··· Extracted text ···
US5379828AExpiredUtility

Apparatus and method for continuous casting of molten steel

60
Assignee: INLAND STEEL COPriority: Dec 10, 1990Filed: Dec 27, 1993Granted: Jan 10, 1995
Est. expiryDec 10, 2010(expired)· nominal 20-yr term from priority
C22C 1/12B22D 11/115
60
PatentIndex Score
15
Cited by
27
References
36
Claims

Abstract

A non-magnetic material having a relatively high electrical resistance, such as austenitic stainless steel, is used for the material of construction of the mold utilized in a conventional continuous casting apparatus, or in a rheocasting apparatus or in a continuous strip casting apparatus.

Claims

exact text as granted — not AI-modified
We claim: 
     
       1. An apparatus for the rheocasting or conventional continuous casting of molten steel flowing in a downstream direction, said apparatus comprising: a mold having open upstream and downstream ends and comprising means for containing said molten steel against flow in a direction transverse to said downstream direction;   said mold being composed of a non-magnetic mold material which, compared to copper, has the following relative properties: (a) a melting point which, at a minimum, is not substantially lower than the melting point of copper, (b) lower thermal and electrical conductivity, and (c) lower resistance to penetration by a magnetic field;   said mold having an interior surface that has the same thermal properties from said upstream end of the mold to said downstream end and that is composed of said mold material;   said mold having a plurality of spaced-apart channel means for circulating cooling fluid at a plurality of spaced locations between said upstream end and said downstream end of the mold;   said apparatus comprising another surface located outwardly of said interior surface of the mold and outwardly of said channel means;   said apparatus comprising, at a plurality of locations between said upstream and downstream mold ends, solid structure located between adjacent channel means and extending continuously from (a) said interior mold surface to (b) said other apparatus surface.
··· Stored rows ···
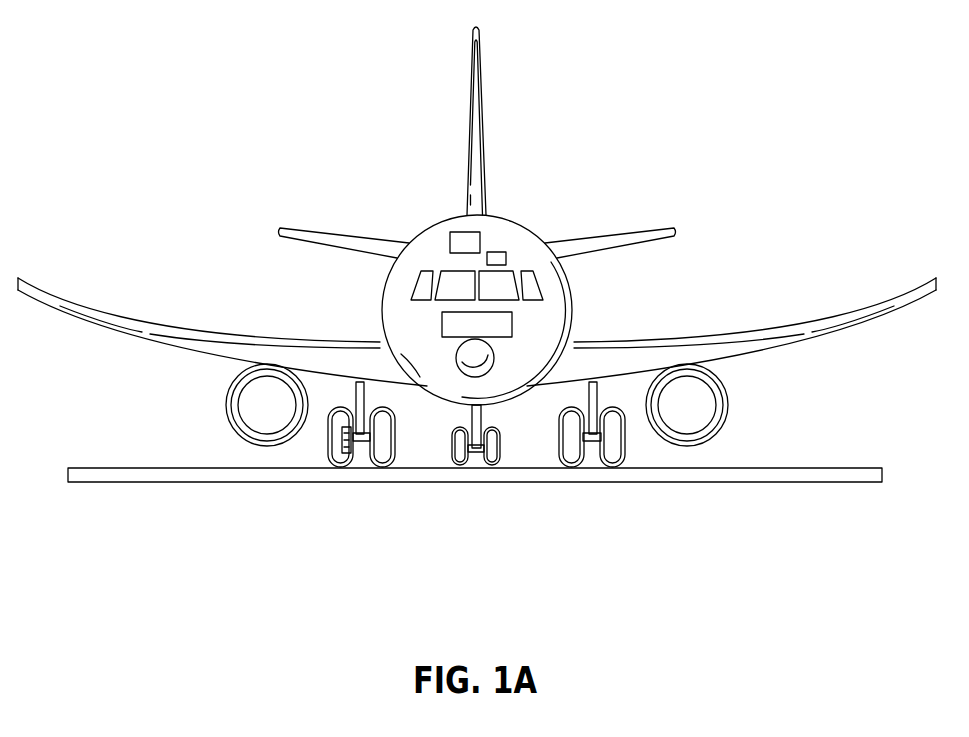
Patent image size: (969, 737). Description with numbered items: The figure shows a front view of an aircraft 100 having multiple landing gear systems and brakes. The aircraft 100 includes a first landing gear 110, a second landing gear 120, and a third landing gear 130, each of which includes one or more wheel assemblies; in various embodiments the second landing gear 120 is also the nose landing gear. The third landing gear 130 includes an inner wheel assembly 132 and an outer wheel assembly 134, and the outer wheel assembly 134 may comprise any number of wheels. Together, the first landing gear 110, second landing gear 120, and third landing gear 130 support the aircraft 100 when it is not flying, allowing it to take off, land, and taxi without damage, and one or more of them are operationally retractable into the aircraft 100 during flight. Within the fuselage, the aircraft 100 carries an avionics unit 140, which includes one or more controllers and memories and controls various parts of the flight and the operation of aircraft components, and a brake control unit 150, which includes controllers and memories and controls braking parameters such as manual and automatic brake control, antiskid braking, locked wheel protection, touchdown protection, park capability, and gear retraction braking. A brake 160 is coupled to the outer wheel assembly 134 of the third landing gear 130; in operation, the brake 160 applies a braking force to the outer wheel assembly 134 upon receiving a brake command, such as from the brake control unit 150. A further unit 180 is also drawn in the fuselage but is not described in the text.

The aircraft 100 is at (317, 69).
The first landing gear 110 is at (623, 448).
The second landing gear 120 is at (500, 453).
The third landing gear 130 is at (292, 462).
The inner wheel assembly 132 is at (387, 470).
The outer wheel assembly 134 is at (343, 469).
The avionics unit 140 is at (483, 243).
The brake control unit 150 is at (512, 326).
The brake 160 is at (345, 469).
The avionics unit 180 is at (507, 261).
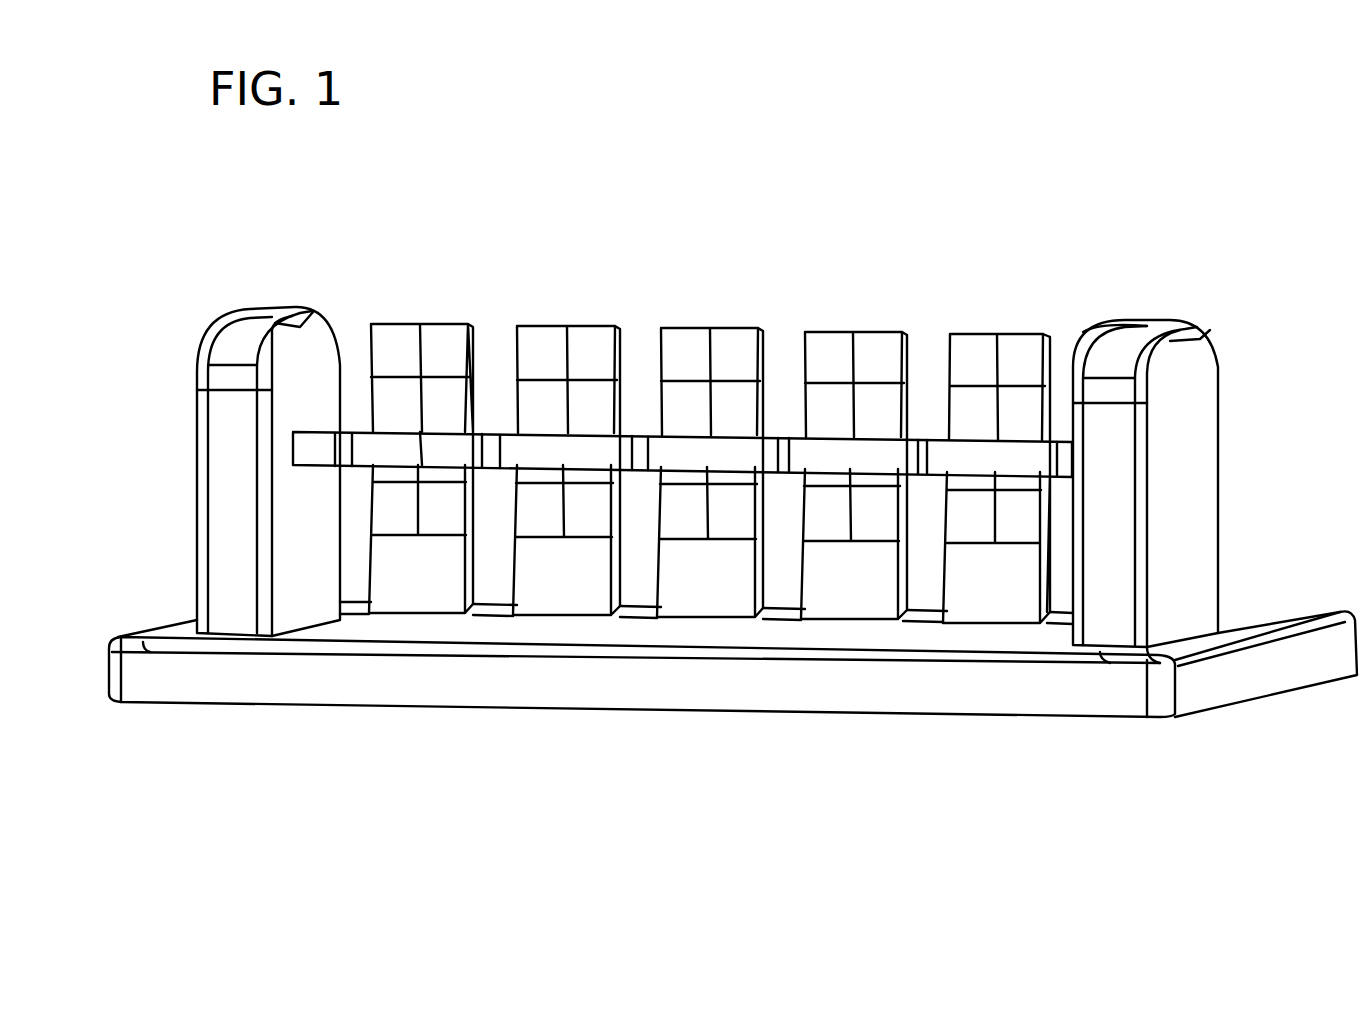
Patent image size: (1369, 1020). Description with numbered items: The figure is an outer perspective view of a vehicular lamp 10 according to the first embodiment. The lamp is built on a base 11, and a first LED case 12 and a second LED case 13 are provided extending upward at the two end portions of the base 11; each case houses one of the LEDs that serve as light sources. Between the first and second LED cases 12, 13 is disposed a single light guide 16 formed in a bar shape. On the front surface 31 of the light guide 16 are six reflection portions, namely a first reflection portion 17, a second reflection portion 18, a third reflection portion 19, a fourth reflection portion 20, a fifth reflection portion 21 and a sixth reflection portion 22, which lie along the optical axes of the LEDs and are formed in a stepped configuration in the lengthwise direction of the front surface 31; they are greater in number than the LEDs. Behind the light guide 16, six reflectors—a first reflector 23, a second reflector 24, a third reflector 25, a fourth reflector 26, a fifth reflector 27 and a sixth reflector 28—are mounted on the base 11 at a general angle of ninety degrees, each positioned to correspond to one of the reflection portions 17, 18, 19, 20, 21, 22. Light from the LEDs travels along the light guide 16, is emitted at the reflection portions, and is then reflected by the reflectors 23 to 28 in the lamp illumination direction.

The vehicular lamp 10 is at (1003, 222).
The base 11 is at (200, 677).
The first LED case 12 is at (224, 311).
The second LED case 13 is at (1193, 320).
The light guide 16 is at (783, 437).
The first reflection portion 17 is at (342, 452).
The second reflection portion 18 is at (496, 452).
The third reflection portion 19 is at (638, 455).
The fourth reflection portion 20 is at (1060, 462).
The fifth reflection portion 21 is at (922, 458).
The sixth reflection portion 22 is at (781, 456).
The first reflector 23 is at (375, 322).
The second reflector 24 is at (523, 325).
The third reflector 25 is at (665, 328).
The fourth reflector 26 is at (1087, 322).
The fifth reflector 27 is at (1033, 325).
The sixth reflector 28 is at (887, 330).
The front surface 31 is at (447, 447).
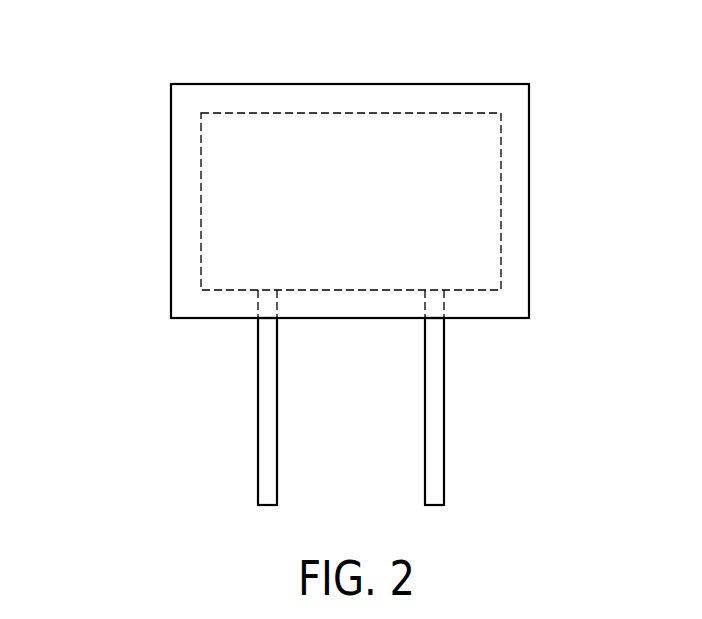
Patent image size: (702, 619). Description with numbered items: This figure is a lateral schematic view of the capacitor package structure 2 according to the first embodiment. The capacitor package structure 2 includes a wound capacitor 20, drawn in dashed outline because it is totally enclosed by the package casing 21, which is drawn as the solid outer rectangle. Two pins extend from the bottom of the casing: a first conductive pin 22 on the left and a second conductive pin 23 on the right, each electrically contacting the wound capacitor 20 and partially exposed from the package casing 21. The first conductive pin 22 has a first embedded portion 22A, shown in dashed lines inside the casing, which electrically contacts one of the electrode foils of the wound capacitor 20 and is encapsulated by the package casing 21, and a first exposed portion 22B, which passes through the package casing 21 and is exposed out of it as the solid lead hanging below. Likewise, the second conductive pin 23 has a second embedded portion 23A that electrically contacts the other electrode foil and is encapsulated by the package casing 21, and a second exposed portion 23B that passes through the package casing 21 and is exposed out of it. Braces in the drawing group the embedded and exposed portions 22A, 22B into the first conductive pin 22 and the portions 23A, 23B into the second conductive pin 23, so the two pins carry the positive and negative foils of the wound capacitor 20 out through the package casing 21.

The capacitor package structure 2 is at (134, 40).
The wound capacitor 20 is at (497, 240).
The package casing 21 is at (527, 130).
The first conductive pin 22 is at (171, 397).
The first embedded portion 22A is at (268, 298).
The first exposed portion 22B is at (268, 425).
The second conductive pin 23 is at (532, 397).
The second embedded portion 23A is at (433, 298).
The second exposed portion 23B is at (433, 425).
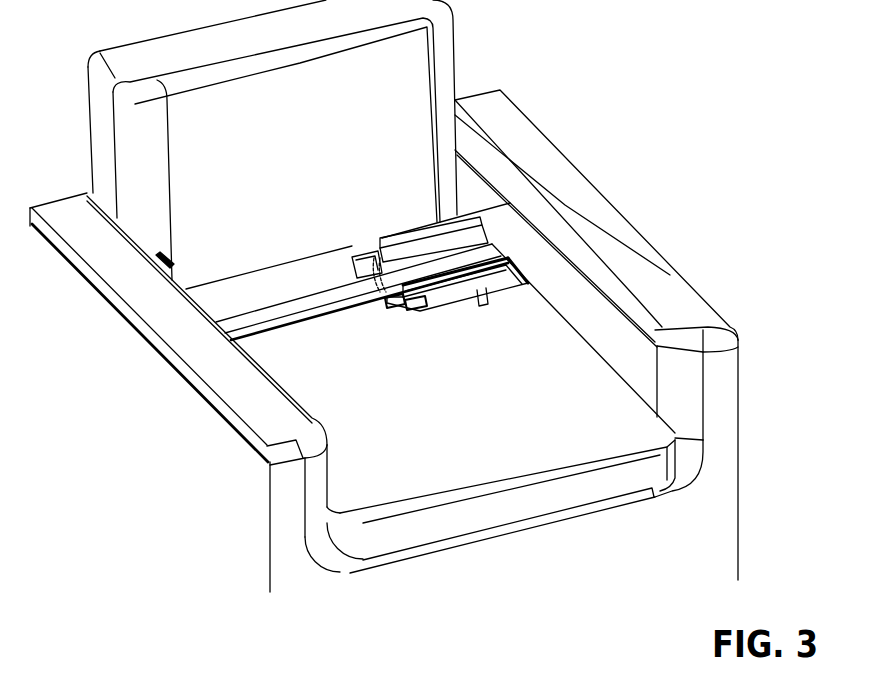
···
What to work on
a - List every date that the patent page gives, with the label attached to each one.
b - Reproduce word for word the passage of the patent page that opens with the words containing "A non-magnetic material" and closes with "strip casting apparatus.".

Responses by task
a -
- Priority: Dec 10, 1990
- Filed: Dec 27, 1993
- Granted: Jan 10, 1995
- Est. expiry: Dec 10, 2010

b -
A non-magnetic material having a relatively high electrical resistance, such as austenitic stainless steel, is used for the material of construction of the mold utilized in a conventional continuous casting apparatus, or in a rheocasting apparatus or in a continuous strip casting apparatus.